--- start Input for this task ---

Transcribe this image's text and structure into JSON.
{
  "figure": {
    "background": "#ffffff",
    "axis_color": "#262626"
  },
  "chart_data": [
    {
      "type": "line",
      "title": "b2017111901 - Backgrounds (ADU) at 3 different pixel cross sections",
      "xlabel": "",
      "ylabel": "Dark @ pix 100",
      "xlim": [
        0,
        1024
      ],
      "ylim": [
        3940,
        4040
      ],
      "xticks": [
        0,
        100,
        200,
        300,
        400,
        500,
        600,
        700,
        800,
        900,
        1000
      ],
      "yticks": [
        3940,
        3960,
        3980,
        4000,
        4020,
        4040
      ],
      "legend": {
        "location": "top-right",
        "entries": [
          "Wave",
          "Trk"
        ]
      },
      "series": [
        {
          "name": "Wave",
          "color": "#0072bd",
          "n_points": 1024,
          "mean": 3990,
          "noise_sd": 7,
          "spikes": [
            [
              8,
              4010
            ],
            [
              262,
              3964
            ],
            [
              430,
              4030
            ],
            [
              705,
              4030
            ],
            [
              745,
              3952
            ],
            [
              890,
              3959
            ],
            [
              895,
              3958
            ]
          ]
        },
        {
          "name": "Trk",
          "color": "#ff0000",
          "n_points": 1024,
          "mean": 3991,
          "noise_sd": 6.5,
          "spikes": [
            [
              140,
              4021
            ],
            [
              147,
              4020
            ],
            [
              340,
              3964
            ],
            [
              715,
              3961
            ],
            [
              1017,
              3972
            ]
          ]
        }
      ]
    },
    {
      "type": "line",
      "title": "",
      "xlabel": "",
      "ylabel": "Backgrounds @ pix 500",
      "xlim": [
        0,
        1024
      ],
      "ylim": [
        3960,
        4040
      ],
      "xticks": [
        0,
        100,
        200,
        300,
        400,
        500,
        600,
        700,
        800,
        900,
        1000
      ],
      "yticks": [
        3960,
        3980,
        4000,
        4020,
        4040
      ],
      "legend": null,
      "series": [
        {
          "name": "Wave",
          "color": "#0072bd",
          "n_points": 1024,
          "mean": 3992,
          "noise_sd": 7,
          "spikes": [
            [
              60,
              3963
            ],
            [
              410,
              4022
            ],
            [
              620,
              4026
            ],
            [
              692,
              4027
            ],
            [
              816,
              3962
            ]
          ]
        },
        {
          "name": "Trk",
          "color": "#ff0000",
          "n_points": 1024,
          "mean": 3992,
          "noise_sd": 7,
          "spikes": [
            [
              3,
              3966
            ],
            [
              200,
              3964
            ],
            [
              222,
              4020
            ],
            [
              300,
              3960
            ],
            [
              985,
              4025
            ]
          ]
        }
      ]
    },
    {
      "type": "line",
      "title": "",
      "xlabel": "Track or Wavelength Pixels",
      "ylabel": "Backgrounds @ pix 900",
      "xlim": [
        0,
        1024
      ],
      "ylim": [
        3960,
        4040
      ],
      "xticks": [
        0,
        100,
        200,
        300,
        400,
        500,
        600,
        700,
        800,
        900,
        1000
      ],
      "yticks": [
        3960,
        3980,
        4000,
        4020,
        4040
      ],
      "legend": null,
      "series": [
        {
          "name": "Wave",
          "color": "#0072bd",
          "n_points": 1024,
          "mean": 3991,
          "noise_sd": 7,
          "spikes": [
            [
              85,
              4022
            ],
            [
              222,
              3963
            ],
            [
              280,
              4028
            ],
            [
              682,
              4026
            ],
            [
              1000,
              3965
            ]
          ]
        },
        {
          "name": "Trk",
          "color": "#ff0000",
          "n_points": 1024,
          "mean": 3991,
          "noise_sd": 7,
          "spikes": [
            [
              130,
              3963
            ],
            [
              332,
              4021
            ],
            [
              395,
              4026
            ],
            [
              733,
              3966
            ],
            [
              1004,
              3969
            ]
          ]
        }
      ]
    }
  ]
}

--- end Input for this task ---

### Your goal
Where does the word "ylabel" appear? Return each line that holds it.

### The output
      "ylabel": "Dark @ pix 100",
      "ylabel": "Backgrounds @ pix 500",
      "ylabel": "Backgrounds @ pix 900",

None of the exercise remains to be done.